**Entries supplied:**
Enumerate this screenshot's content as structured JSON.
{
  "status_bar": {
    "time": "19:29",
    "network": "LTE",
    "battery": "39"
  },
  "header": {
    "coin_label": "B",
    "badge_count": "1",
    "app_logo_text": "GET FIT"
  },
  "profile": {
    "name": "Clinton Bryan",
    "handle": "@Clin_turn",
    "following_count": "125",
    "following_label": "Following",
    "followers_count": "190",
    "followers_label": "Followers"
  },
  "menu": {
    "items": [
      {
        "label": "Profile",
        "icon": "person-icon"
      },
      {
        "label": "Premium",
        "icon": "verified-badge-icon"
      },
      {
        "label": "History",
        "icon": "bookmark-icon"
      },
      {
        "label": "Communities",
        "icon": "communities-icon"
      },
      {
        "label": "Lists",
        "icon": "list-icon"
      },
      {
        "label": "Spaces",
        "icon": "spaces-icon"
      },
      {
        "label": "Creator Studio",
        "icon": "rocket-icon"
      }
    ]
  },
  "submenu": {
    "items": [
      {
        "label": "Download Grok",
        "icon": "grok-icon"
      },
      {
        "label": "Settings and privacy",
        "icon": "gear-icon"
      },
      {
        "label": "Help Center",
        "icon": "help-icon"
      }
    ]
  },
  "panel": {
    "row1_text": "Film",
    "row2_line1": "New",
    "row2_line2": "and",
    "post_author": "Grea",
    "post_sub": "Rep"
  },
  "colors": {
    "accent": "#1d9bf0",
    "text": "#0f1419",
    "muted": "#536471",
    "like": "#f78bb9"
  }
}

**Stated goal:** Pick out every line above that holds the word "icon" and copy it.

**Written solution:**
        "icon": "person-icon"
        "icon": "verified-badge-icon"
        "icon": "bookmark-icon"
        "icon": "communities-icon"
        "icon": "list-icon"
        "icon": "spaces-icon"
        "icon": "rocket-icon"
        "icon": "grok-icon"
        "icon": "gear-icon"
        "icon": "help-icon"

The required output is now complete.